---- STORED DATA

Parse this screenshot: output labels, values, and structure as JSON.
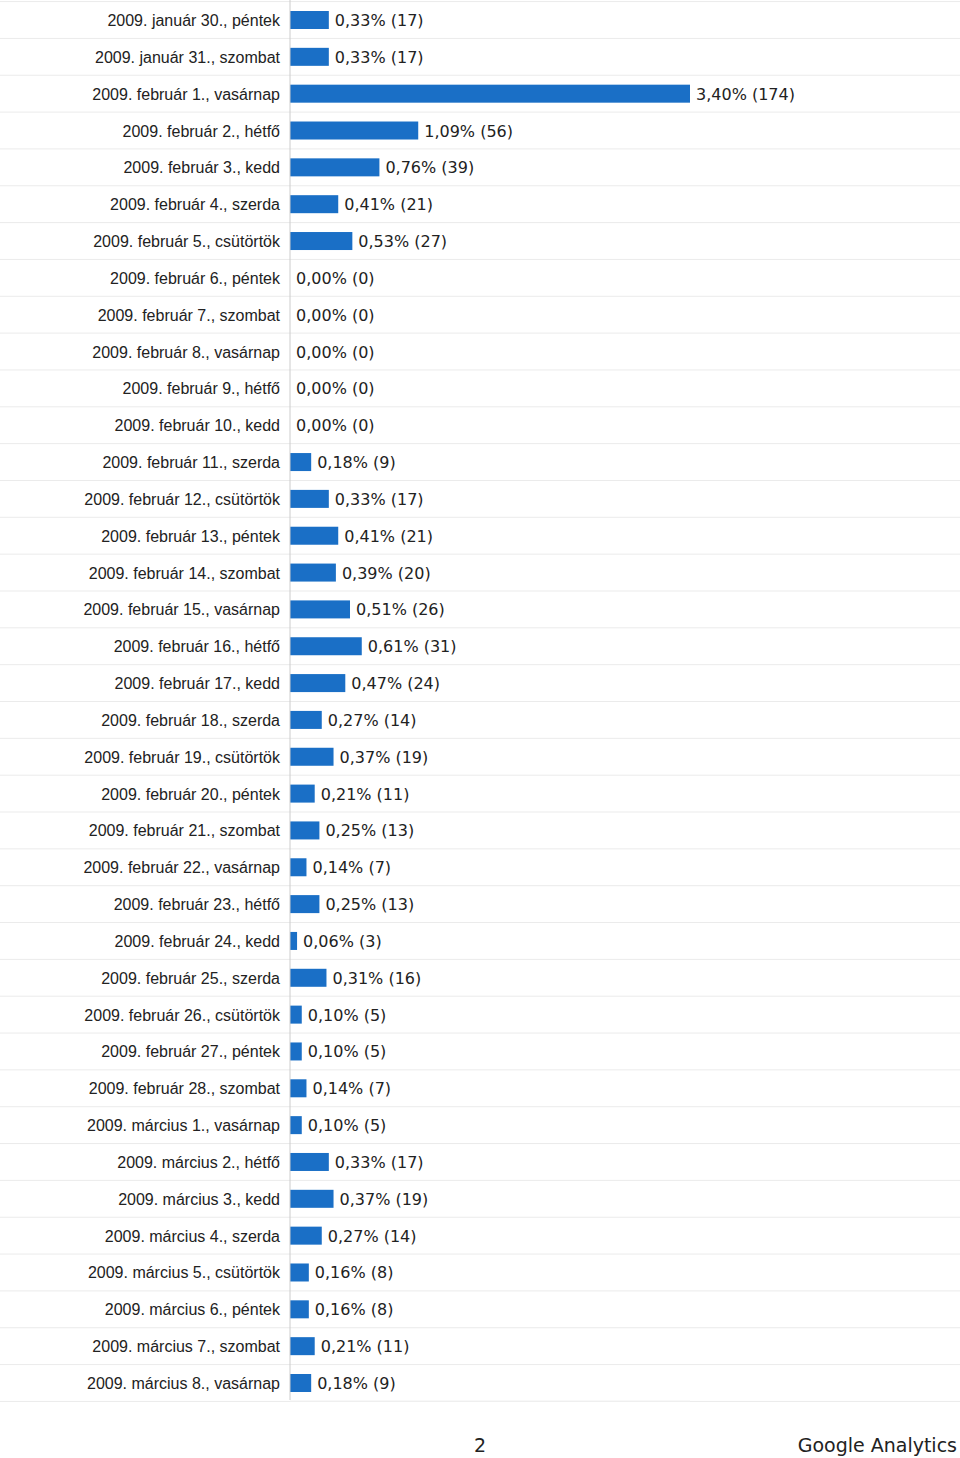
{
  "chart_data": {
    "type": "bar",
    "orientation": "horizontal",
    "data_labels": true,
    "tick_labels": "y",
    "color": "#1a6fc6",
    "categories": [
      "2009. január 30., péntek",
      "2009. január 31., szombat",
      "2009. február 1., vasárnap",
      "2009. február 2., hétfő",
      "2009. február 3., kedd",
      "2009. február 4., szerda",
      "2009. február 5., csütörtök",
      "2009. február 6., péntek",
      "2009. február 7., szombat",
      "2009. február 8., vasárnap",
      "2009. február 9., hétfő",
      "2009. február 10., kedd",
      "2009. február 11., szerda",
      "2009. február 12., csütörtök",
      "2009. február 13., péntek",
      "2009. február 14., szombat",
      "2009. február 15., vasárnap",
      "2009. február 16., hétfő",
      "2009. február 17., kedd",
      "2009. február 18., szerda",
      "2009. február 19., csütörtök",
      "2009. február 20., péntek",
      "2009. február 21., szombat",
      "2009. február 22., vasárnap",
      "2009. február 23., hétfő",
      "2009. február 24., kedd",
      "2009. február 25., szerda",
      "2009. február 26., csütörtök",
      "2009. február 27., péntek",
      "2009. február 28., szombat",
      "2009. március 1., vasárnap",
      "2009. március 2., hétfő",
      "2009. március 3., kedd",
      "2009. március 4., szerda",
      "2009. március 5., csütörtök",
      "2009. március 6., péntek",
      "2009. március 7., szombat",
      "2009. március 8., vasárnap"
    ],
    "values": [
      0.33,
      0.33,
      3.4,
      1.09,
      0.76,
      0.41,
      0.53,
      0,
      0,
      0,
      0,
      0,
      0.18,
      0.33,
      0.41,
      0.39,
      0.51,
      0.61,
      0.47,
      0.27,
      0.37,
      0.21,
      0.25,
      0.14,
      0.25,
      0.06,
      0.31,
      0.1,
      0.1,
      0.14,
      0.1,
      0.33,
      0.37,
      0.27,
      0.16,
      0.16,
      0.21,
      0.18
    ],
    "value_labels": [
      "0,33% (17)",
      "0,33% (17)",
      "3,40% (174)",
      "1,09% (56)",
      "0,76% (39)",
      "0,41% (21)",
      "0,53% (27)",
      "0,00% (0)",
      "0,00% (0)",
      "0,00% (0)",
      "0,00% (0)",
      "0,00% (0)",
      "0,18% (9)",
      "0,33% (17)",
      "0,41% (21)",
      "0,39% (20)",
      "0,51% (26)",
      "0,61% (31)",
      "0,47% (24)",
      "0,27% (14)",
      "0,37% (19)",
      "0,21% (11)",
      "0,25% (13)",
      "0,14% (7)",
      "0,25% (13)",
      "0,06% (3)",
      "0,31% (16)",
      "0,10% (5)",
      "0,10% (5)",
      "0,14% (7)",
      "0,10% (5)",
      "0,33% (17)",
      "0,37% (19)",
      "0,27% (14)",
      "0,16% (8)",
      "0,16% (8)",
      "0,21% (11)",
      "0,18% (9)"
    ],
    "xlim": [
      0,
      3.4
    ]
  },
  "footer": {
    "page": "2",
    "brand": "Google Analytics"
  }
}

--------
---- STORED DATA

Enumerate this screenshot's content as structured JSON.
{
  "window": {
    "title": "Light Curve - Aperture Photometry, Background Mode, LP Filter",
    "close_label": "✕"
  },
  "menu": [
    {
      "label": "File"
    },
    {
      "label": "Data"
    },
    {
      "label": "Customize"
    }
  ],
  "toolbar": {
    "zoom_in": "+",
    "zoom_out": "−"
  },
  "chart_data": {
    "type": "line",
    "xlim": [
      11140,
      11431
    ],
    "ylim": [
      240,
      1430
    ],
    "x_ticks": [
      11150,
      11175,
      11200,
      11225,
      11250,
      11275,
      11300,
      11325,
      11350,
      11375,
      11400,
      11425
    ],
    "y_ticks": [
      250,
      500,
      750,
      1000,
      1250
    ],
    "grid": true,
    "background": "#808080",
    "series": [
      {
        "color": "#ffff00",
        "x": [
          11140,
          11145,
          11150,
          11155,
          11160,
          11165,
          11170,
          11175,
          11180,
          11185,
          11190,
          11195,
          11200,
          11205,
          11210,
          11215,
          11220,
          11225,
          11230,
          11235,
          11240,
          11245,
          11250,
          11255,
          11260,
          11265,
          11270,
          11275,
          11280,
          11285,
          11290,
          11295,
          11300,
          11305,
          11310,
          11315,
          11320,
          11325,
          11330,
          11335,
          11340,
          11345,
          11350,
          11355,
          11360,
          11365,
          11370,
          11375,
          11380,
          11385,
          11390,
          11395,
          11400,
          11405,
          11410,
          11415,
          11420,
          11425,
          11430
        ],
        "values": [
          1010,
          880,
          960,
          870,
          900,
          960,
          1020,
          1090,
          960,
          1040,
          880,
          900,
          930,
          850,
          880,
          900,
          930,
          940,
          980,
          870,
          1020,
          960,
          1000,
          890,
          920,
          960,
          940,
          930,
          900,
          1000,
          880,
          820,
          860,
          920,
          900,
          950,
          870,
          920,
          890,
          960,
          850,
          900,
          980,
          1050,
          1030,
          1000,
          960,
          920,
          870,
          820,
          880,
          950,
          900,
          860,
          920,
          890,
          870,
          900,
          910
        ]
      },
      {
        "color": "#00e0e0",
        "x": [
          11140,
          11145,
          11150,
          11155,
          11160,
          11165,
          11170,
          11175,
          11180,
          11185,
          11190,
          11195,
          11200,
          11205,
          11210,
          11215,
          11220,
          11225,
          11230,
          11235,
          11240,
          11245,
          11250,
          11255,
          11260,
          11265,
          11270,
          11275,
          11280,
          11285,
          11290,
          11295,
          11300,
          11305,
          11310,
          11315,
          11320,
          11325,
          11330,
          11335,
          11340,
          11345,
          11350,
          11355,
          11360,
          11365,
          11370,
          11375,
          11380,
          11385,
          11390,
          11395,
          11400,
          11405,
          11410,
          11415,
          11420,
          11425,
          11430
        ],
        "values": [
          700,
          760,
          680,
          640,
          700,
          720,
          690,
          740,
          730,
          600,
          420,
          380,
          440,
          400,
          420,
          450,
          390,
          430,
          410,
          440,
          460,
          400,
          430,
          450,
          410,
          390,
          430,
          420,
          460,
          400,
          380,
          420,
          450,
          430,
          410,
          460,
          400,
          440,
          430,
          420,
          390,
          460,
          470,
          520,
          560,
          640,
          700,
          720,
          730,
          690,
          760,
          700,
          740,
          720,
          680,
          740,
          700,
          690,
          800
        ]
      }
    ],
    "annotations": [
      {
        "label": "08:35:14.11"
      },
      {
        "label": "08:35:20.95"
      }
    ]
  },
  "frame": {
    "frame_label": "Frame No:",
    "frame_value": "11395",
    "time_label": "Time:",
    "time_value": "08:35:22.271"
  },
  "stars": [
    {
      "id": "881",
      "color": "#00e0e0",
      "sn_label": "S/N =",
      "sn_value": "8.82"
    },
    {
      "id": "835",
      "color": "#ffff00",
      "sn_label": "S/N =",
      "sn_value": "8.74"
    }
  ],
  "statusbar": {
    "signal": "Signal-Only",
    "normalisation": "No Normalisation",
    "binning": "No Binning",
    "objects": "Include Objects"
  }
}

--------

- THE TASK
Return each line in the records that holds the string "január".

- SOLVED PROBLEM
      "2009. január 30., péntek",
      "2009. január 31., szombat",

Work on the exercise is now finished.